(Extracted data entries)
---*---

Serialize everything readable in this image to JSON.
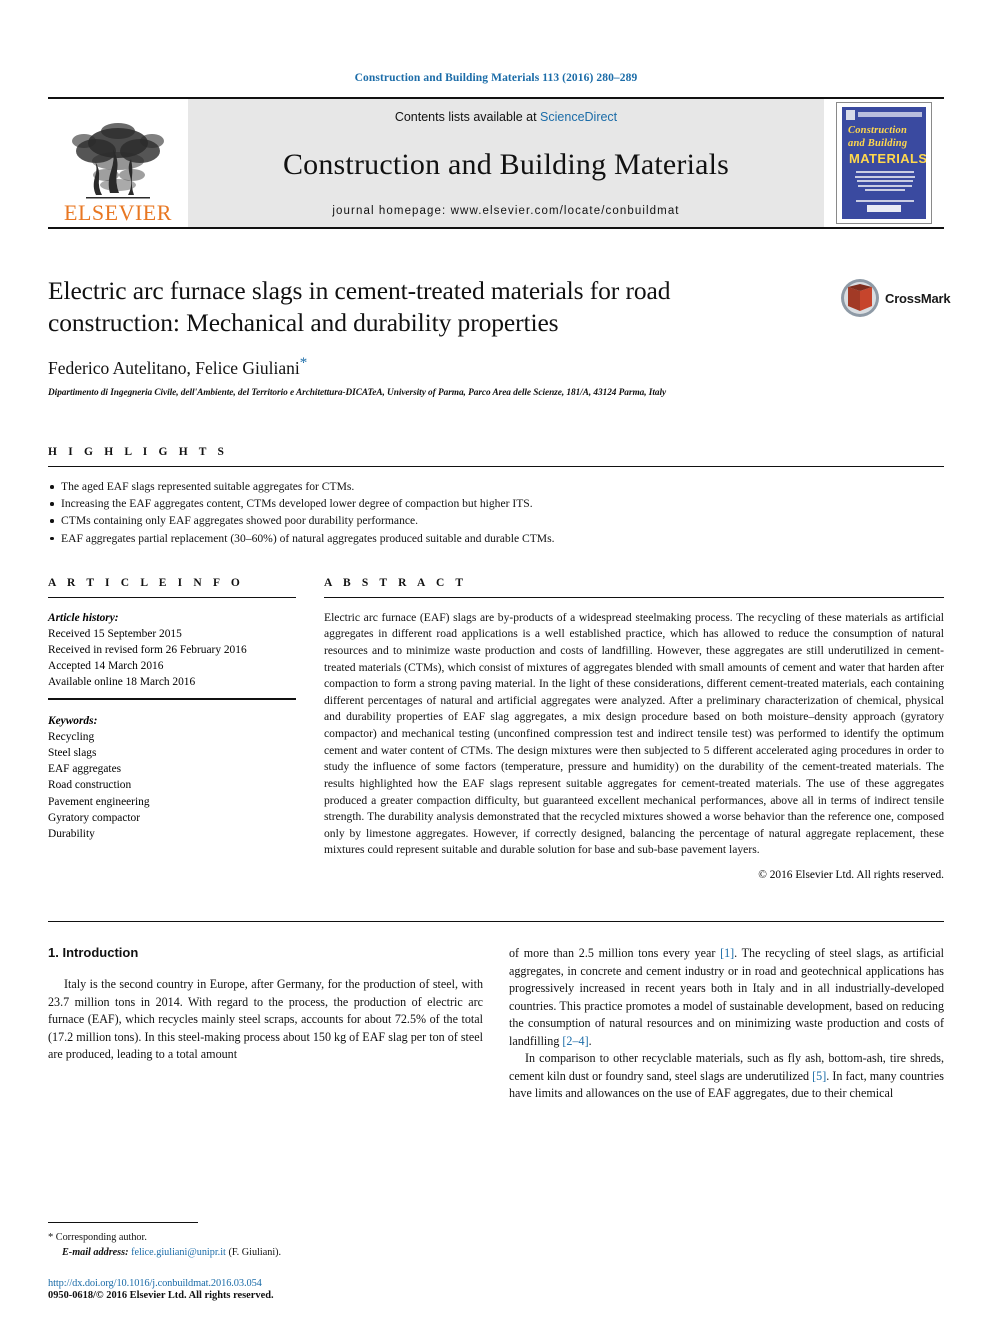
{
  "running_head": "Construction and Building Materials 113 (2016) 280–289",
  "masthead": {
    "publisher": "ELSEVIER",
    "contents_prefix": "Contents lists available at ",
    "contents_link": "ScienceDirect",
    "journal_name": "Construction and Building Materials",
    "homepage": "journal homepage: www.elsevier.com/locate/conbuildmat",
    "cover": {
      "line1": "Construction",
      "line2": "and Building",
      "line3": "MATERIALS"
    }
  },
  "article": {
    "title": "Electric arc furnace slags in cement-treated materials for road construction: Mechanical and durability properties",
    "authors": "Federico Autelitano, Felice Giuliani",
    "corresponding_marker": "*",
    "affiliation": "Dipartimento di Ingegneria Civile, dell'Ambiente, del Territorio e Architettura-DICATeA, University of Parma, Parco Area delle Scienze, 181/A, 43124 Parma, Italy",
    "crossmark_label": "CrossMark"
  },
  "highlights": {
    "heading": "H I G H L I G H T S",
    "items": [
      "The aged EAF slags represented suitable aggregates for CTMs.",
      "Increasing the EAF aggregates content, CTMs developed lower degree of compaction but higher ITS.",
      "CTMs containing only EAF aggregates showed poor durability performance.",
      "EAF aggregates partial replacement (30–60%) of natural aggregates produced suitable and durable CTMs."
    ]
  },
  "article_info": {
    "heading": "A R T I C L E    I N F O",
    "history_label": "Article history:",
    "history": [
      "Received 15 September 2015",
      "Received in revised form 26 February 2016",
      "Accepted 14 March 2016",
      "Available online 18 March 2016"
    ],
    "keywords_label": "Keywords:",
    "keywords": [
      "Recycling",
      "Steel slags",
      "EAF aggregates",
      "Road construction",
      "Pavement engineering",
      "Gyratory compactor",
      "Durability"
    ]
  },
  "abstract": {
    "heading": "A B S T R A C T",
    "text": "Electric arc furnace (EAF) slags are by-products of a widespread steelmaking process. The recycling of these materials as artificial aggregates in different road applications is a well established practice, which has allowed to reduce the consumption of natural resources and to minimize waste production and costs of landfilling. However, these aggregates are still underutilized in cement-treated materials (CTMs), which consist of mixtures of aggregates blended with small amounts of cement and water that harden after compaction to form a strong paving material. In the light of these considerations, different cement-treated materials, each containing different percentages of natural and artificial aggregates were analyzed. After a preliminary characterization of chemical, physical and durability properties of EAF slag aggregates, a mix design procedure based on both moisture–density approach (gyratory compactor) and mechanical testing (unconfined compression test and indirect tensile test) was performed to identify the optimum cement and water content of CTMs. The design mixtures were then subjected to 5 different accelerated aging procedures in order to study the influence of some factors (temperature, pressure and humidity) on the durability of the cement-treated materials. The results highlighted how the EAF slags represent suitable aggregates for cement-treated materials. The use of these aggregates produced a greater compaction difficulty, but guaranteed excellent mechanical performances, above all in terms of indirect tensile strength. The durability analysis demonstrated that the recycled mixtures showed a worse behavior than the reference one, composed only by limestone aggregates. However, if correctly designed, balancing the percentage of natural aggregate replacement, these mixtures could represent suitable and durable solution for base and sub-base pavement layers.",
    "copyright": "© 2016 Elsevier Ltd. All rights reserved."
  },
  "introduction": {
    "section_title": "1. Introduction",
    "left_paragraph": "Italy is the second country in Europe, after Germany, for the production of steel, with 23.7 million tons in 2014. With regard to the process, the production of electric arc furnace (EAF), which recycles mainly steel scraps, accounts for about 72.5% of the total (17.2 million tons). In this steel-making process about 150 kg of EAF slag per ton of steel are produced, leading to a total amount",
    "right_paragraph_1_a": "of more than 2.5 million tons every year ",
    "right_paragraph_1_ref1": "[1]",
    "right_paragraph_1_b": ". The recycling of steel slags, as artificial aggregates, in concrete and cement industry or in road and geotechnical applications has progressively increased in recent years both in Italy and in all industrially-developed countries. This practice promotes a model of sustainable development, based on reducing the consumption of natural resources and on minimizing waste production and costs of landfilling ",
    "right_paragraph_1_ref2": "[2–4]",
    "right_paragraph_1_c": ".",
    "right_paragraph_2_a": "In comparison to other recyclable materials, such as fly ash, bottom-ash, tire shreds, cement kiln dust or foundry sand, steel slags are underutilized ",
    "right_paragraph_2_ref": "[5]",
    "right_paragraph_2_b": ". In fact, many countries have limits and allowances on the use of EAF aggregates, due to their chemical"
  },
  "footnote": {
    "corresponding_star": "*",
    "corresponding_text": "Corresponding author.",
    "email_label": "E-mail address:",
    "email": "felice.giuliani@unipr.it",
    "email_suffix": "(F. Giuliani).",
    "doi": "http://dx.doi.org/10.1016/j.conbuildmat.2016.03.054",
    "issn": "0950-0618/© 2016 Elsevier Ltd. All rights reserved."
  },
  "colors": {
    "link_blue": "#1b6ca8",
    "elsevier_orange": "#E87722",
    "cover_blue": "#3a4aa0",
    "cover_yellow": "#ffd84d"
  }
}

---*---

## DESCRIPTION OF THE TASK
Among the lines of the listing, how many hold the string "countries"? Respond with only the number.

## ANSWER
2